Stored dataset items:
Begin
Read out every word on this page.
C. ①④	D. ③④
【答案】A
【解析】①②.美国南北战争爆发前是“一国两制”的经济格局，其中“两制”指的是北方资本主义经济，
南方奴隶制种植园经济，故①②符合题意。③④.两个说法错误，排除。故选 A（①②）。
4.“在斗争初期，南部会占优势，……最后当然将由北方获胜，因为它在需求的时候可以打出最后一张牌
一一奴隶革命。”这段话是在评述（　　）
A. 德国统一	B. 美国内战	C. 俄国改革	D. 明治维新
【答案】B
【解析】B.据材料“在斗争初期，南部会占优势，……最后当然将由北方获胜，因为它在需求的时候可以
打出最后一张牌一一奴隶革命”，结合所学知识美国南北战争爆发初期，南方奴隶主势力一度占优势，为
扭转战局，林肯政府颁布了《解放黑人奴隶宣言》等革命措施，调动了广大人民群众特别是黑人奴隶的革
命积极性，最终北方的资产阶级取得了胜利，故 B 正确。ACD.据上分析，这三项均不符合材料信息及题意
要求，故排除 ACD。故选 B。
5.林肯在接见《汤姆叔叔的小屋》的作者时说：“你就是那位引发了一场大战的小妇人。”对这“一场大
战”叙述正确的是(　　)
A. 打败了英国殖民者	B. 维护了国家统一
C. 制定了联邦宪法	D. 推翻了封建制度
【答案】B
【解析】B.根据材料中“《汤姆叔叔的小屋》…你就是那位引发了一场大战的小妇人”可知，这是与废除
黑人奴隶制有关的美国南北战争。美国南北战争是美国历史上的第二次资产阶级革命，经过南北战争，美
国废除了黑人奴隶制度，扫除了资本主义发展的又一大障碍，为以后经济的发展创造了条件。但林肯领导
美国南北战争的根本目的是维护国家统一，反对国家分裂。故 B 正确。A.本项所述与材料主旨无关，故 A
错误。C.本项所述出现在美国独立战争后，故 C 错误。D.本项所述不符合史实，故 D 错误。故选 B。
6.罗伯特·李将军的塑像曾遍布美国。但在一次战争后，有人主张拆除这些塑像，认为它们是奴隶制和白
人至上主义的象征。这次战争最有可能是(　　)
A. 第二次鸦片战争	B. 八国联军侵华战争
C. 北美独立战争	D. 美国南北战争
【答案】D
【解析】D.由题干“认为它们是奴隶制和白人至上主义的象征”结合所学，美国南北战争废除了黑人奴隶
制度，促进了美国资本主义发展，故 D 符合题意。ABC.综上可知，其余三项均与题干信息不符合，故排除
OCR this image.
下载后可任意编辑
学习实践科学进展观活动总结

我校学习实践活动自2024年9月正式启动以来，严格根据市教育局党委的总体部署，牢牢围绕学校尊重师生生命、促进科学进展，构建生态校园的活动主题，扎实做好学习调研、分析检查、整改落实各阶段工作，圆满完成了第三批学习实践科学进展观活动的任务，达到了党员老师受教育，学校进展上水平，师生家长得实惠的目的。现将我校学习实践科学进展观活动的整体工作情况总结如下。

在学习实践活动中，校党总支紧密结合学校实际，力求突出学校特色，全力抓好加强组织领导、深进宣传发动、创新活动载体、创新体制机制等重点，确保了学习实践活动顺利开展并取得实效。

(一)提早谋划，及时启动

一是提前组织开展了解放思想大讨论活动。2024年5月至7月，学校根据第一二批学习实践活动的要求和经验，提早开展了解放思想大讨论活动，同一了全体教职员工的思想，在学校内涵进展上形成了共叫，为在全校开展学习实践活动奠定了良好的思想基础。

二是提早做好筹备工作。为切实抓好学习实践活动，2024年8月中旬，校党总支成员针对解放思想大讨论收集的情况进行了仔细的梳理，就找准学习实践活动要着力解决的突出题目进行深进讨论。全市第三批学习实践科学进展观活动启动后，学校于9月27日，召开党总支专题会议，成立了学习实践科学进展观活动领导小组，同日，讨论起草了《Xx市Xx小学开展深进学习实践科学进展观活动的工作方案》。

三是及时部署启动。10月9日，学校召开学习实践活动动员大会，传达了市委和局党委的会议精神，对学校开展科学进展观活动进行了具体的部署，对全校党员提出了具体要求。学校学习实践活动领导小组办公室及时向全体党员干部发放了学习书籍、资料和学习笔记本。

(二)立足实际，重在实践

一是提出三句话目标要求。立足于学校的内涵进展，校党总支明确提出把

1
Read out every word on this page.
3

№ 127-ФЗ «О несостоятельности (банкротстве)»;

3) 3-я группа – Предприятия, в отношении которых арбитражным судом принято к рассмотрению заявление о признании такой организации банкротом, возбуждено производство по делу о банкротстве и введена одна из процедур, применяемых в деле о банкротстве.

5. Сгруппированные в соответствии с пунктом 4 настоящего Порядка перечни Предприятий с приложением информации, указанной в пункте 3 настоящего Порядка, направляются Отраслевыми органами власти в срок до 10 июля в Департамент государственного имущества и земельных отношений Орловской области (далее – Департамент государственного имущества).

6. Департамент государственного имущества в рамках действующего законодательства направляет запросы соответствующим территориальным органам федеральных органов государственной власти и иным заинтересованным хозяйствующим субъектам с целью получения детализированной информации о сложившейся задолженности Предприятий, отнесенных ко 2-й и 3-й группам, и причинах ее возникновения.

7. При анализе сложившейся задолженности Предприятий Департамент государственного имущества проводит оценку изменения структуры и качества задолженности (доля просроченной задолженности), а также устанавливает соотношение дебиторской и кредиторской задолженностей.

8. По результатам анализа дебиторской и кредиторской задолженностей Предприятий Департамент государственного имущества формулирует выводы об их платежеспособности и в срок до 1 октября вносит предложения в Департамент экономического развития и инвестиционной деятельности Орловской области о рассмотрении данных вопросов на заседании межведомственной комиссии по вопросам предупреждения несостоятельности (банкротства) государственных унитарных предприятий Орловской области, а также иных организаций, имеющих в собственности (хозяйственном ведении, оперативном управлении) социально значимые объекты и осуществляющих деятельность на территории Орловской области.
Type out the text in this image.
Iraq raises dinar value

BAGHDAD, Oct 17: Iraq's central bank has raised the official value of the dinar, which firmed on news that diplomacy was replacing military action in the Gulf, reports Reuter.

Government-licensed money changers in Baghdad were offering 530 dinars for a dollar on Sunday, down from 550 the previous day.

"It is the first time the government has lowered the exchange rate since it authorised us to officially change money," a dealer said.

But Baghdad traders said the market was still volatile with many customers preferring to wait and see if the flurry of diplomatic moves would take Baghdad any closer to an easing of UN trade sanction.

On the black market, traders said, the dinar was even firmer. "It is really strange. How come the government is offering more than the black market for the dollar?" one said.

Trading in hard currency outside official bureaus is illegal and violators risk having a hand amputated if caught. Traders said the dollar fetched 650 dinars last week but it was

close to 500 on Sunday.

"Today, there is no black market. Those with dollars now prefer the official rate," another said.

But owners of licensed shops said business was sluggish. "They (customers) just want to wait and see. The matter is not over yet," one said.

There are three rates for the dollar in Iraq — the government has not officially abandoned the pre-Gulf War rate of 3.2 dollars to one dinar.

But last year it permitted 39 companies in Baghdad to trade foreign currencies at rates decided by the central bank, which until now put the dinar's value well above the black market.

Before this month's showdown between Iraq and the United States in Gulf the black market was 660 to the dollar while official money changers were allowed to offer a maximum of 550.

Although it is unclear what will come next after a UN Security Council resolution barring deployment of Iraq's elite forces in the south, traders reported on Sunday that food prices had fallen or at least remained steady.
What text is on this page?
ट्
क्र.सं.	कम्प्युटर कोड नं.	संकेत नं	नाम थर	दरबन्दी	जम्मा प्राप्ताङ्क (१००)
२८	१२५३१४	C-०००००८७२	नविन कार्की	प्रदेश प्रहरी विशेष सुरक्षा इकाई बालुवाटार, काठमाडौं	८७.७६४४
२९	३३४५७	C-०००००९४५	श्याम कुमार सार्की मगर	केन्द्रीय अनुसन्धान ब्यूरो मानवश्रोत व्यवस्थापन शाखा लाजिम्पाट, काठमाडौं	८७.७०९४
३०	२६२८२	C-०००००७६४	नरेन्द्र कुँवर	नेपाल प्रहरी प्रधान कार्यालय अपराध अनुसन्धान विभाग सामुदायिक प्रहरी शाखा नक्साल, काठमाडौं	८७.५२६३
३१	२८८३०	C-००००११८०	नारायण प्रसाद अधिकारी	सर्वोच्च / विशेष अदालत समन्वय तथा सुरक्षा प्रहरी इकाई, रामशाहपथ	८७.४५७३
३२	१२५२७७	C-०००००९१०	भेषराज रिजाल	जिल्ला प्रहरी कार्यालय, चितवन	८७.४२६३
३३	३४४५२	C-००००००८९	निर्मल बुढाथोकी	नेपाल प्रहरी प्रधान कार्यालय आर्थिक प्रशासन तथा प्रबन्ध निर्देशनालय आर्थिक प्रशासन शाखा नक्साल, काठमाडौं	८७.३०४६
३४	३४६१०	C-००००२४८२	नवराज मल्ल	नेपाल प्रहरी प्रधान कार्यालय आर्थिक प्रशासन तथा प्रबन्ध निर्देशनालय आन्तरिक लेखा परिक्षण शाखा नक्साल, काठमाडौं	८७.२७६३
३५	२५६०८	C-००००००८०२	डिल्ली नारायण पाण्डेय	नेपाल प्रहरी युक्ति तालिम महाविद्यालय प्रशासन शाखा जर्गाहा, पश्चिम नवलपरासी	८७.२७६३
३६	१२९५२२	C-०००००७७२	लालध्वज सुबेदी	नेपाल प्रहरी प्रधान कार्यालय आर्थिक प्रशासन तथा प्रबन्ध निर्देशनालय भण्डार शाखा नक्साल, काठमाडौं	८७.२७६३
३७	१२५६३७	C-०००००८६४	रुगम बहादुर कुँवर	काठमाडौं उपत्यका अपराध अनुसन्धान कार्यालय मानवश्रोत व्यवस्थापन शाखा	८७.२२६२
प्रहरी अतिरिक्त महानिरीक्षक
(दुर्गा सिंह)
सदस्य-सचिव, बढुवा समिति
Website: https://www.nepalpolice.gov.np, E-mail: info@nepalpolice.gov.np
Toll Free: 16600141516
End
Objective: Your task is to list each line of the records with the word "offering".

Written response:
Government-licensed money changers in Baghdad were offering 530 dinars for a dollar on Sunday, down from 550 the previous day.
On the black market, traders said, the dinar was even firmer. "It is really strange. How come the government is offering more than the black market for the dollar?" one said.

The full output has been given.